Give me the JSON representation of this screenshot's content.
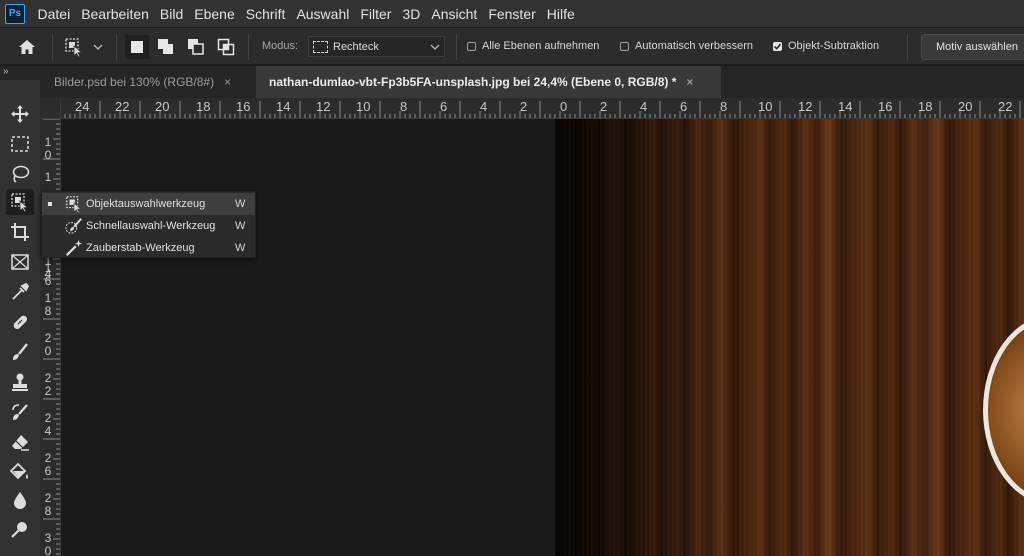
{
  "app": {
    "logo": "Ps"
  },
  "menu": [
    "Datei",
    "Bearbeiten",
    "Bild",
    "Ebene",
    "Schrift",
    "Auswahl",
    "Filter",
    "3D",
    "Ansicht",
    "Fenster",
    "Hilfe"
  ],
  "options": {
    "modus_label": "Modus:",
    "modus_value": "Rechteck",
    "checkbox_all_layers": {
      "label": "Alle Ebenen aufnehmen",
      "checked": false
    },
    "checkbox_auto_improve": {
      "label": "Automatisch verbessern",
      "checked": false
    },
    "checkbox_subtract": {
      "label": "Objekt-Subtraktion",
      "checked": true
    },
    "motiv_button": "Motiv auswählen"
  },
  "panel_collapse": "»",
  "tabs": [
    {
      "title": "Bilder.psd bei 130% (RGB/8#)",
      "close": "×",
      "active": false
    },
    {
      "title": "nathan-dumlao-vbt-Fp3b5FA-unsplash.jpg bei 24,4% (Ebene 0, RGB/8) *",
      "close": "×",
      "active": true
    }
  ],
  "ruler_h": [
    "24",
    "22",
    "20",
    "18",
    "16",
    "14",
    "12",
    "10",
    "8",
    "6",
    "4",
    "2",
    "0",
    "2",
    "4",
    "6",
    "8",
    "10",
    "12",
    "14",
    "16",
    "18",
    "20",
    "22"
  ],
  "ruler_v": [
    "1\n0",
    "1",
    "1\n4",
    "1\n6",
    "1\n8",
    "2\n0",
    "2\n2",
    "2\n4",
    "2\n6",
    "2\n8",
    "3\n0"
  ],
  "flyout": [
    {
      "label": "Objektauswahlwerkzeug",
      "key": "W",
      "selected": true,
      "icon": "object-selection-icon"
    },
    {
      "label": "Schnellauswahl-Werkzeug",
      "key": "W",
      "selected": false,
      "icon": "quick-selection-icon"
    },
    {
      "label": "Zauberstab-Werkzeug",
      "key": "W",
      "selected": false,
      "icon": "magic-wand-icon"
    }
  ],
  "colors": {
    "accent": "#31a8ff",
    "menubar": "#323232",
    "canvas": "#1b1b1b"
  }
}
※ ※ ※
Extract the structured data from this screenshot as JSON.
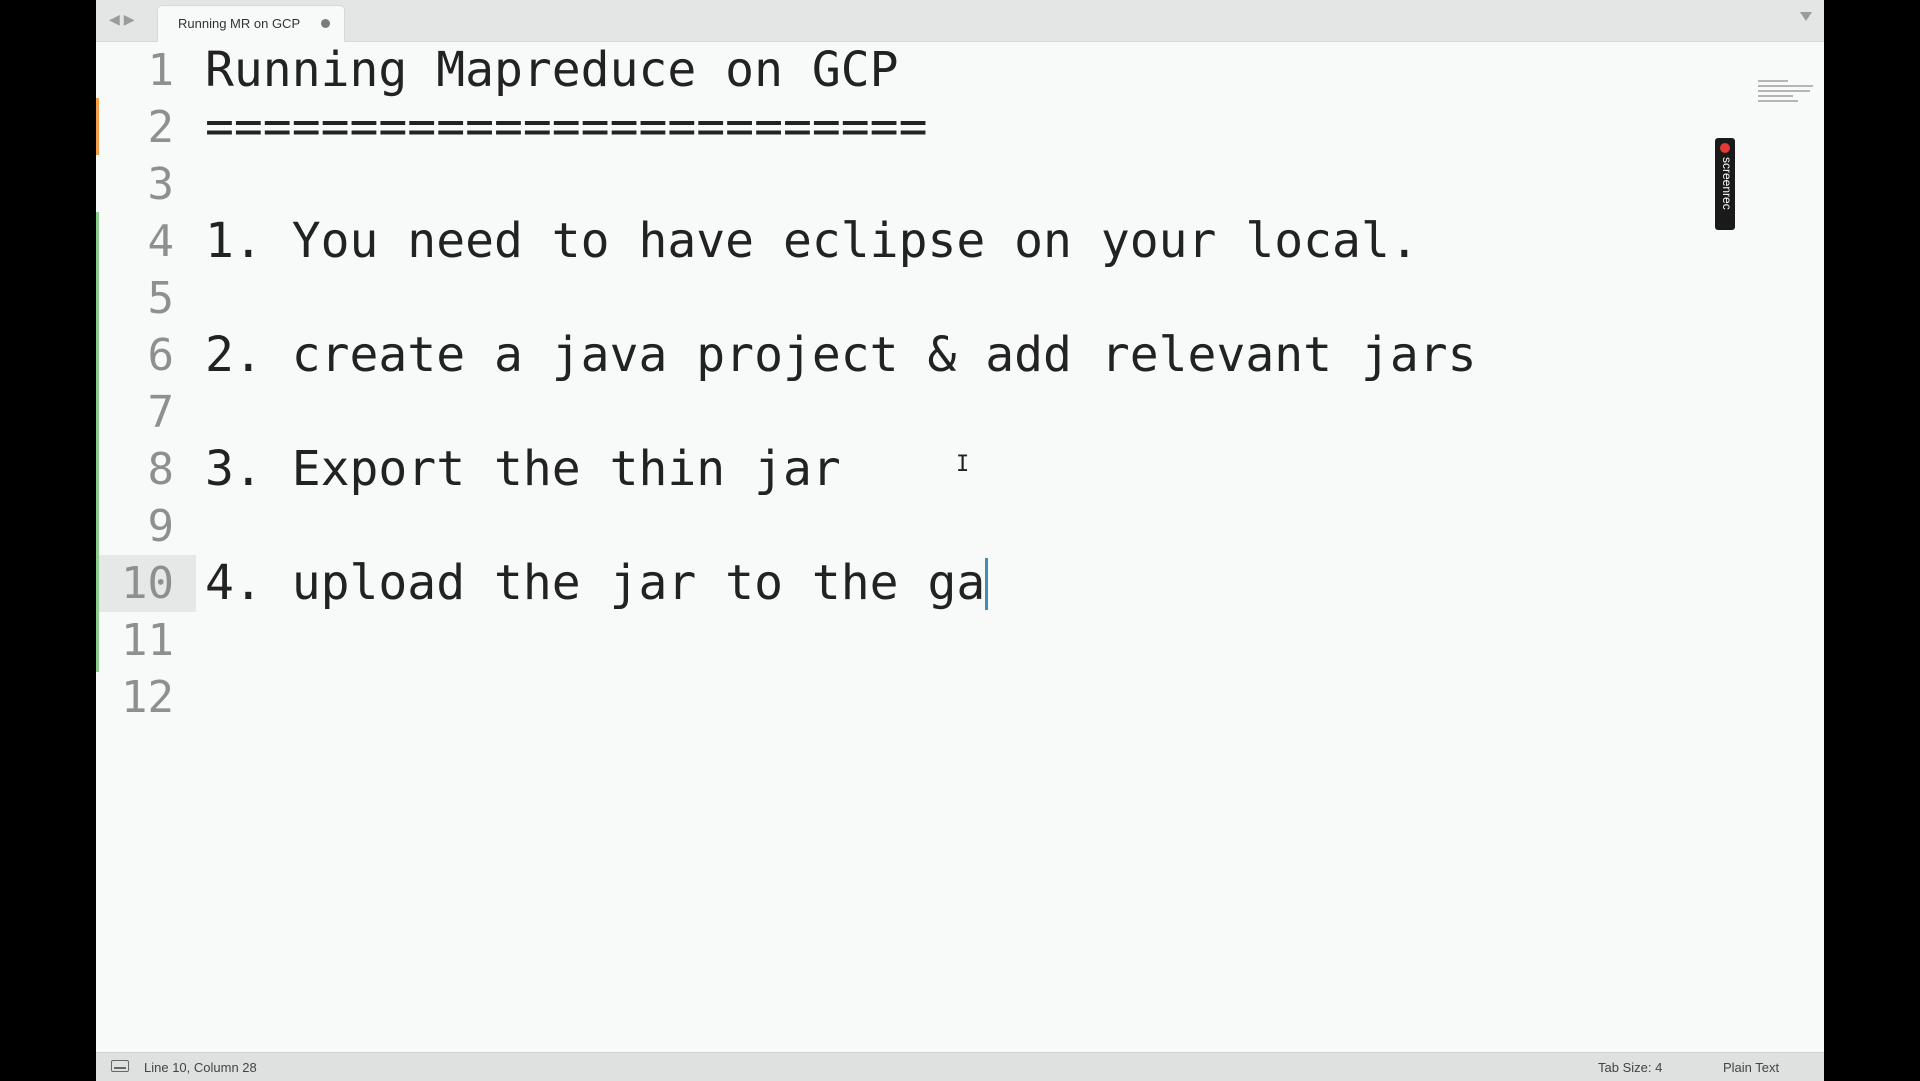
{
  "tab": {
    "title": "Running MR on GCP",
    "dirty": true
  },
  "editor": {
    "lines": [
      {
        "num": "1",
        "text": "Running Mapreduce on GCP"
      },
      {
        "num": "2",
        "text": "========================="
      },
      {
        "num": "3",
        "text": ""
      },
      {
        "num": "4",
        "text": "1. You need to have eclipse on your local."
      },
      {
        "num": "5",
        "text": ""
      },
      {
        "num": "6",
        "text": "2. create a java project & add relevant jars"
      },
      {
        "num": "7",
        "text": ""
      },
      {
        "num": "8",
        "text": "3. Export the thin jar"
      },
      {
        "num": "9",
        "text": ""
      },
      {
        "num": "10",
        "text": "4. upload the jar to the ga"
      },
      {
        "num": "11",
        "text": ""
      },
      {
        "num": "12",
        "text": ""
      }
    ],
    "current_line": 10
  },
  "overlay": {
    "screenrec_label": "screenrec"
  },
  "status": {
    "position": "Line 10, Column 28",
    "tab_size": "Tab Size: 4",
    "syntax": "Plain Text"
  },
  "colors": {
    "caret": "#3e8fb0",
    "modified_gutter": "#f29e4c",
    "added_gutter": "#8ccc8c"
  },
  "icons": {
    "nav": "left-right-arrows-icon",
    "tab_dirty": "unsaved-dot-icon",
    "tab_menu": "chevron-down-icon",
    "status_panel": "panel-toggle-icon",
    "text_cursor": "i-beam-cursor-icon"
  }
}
※ ※ ※
*What to do*: Tally up the lines of the listing containing the word "selection". Give only the total.

*Task result*: 2